◆ **OBJETIVO A**
Segundo o relato sobre o Ano Novo Chinês, por que os pés de tangerina fazem parte da decoração? Responda em uma a três frases.
◆ **OBJETIVO B**
Escreva a continuação do relato sobre o Ano Novo Chinês a partir do ponto em que ele termina.

Imagino que todos estão esperando eu contar sobre nossa maravilhosa experiência durante o tão falado Ano Novo Chinês.

O básico, todos vocês já sabem pelo fato da China estar tão em evidência no lado ocidental do planeta: este é o ano do dragão, as pessoas limpam suas casas à espera do novo ano, há comemorações nas ruas… é só dar uma lida na matéria que a Gazeta publicou.

O que eu vou contar para vocês é o que nós vimos durante o Chinese New Year. Aliás, esta é a essência deste blog: vida real.

Nosso Chinese New Year foi bem morninho, com cara de quem passou o Carnaval na fazenda dos avós. Cidade vazia – porque todos vão visitar as famílias, lojas fechadas e obras paradas (OBRAS PARADAS!!!!! nunca vimos isso por aqui). A cidade estava toda decorada de lanternas vermelhas, árvores floridas, dragões estilizados e pés de tangerina.

Chris Dumont

Explicação 1 : o Chinese New Year também é conhecido como Spring Festival pois, de acordo com o calendário chinês, estamos no fim do inverno e início da primavera (apesar de estar fazendo 6 graus!).

Este é o motivo das lojas, shoppings, portarias de prédio estarem decorados com árvores artificiais cheias de flores.

A explicação para os pés de tangerina é outra: além de ter a cor dourada e alegre do sol, a pronúncia também lembra a da palavra ouro: tangerina = JU ZI / ouro = JIN ZI.

◆ **REGISTROS DE DADOS**
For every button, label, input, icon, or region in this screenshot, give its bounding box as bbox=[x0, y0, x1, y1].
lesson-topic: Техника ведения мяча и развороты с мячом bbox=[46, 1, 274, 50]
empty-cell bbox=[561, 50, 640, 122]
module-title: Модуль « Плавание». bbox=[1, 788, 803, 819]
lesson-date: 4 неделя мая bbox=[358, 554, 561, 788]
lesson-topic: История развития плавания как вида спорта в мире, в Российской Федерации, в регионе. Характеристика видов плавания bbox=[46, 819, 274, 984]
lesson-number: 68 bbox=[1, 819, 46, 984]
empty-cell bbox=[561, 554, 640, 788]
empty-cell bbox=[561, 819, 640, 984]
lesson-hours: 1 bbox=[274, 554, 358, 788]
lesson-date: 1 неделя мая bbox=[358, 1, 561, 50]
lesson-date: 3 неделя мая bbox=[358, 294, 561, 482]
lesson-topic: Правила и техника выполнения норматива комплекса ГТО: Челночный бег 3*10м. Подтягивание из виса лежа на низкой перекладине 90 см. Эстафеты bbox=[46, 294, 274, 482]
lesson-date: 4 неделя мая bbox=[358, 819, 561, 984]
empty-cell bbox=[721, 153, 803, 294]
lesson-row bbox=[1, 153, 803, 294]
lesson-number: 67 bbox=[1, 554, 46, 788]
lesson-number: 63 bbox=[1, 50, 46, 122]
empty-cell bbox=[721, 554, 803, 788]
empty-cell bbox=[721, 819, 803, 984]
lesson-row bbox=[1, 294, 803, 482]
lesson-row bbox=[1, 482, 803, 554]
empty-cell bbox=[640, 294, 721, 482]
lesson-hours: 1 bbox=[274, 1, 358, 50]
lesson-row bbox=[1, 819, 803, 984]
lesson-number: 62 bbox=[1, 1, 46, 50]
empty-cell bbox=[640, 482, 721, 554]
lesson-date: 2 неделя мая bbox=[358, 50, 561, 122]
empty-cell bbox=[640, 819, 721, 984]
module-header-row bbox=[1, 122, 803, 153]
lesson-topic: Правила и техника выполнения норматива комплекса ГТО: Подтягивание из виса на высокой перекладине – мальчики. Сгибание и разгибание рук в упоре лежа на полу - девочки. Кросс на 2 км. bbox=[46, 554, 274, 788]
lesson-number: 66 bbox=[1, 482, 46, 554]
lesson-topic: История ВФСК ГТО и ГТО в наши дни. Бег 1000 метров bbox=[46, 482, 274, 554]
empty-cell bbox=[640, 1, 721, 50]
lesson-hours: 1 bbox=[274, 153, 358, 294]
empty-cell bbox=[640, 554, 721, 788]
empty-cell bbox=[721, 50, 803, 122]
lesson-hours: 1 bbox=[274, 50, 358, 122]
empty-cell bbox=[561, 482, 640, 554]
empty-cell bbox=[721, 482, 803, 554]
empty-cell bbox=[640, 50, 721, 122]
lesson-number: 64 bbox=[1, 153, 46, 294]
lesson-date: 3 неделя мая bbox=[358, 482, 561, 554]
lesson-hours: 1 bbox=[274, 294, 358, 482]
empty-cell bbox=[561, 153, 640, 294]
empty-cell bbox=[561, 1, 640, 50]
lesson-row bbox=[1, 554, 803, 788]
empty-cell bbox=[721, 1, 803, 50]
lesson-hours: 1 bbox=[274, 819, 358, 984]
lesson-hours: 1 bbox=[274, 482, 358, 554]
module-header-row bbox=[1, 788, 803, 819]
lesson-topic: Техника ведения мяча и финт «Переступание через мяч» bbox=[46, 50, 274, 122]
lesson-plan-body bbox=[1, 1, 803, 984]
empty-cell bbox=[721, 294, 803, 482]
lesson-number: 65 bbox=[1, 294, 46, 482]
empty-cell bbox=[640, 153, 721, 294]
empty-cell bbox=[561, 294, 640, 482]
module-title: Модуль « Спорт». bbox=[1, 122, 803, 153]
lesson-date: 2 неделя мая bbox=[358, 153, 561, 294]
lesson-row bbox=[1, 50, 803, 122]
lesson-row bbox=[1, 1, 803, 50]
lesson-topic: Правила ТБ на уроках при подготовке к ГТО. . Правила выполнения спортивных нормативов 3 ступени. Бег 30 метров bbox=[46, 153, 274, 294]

◆ **RESULTADO FINAL A**
A tangerina tem a cor dourada e alegre do sol. Além disso, sua pronúncia lembra a da palavra ouro: tangerina é JU ZI e ouro é JIN ZI.

◆ **RESULTADO FINAL B**
Como vocês já devem ter ouvido, aqui na China outras palavras também possuem significados implícitos como, por exemplo, o oito e o quatro.

= oito
GONG XI FA CÁI = Desejo muito dinheiro para você (FA soa como BA, sendo que em alguns dialetos, as palavras com b são pronunciadas com f.

Os números de telefone em que o 8 aparece várias vezes são muito mais caros do que os outros. Lembram das Olimpíadas que teviram início às 8 horas e 8 minutos do dia 8 de agosto de 2008?

SI = 4 ou morte.

Os números de telefone em que o 4 aparece várias vezes são muito mais baratos. Além do que, em alguns elevadores ou condomínios, o andar ou o edifício número 4 simplesmente não existem.

Enfim, o ser humano precisa ou não acreditar em algo não material para poder sobreviver? Santos, anjos, espíritos, números, palavras… estamos todos à procura de ajuda para levar a vida por aqui.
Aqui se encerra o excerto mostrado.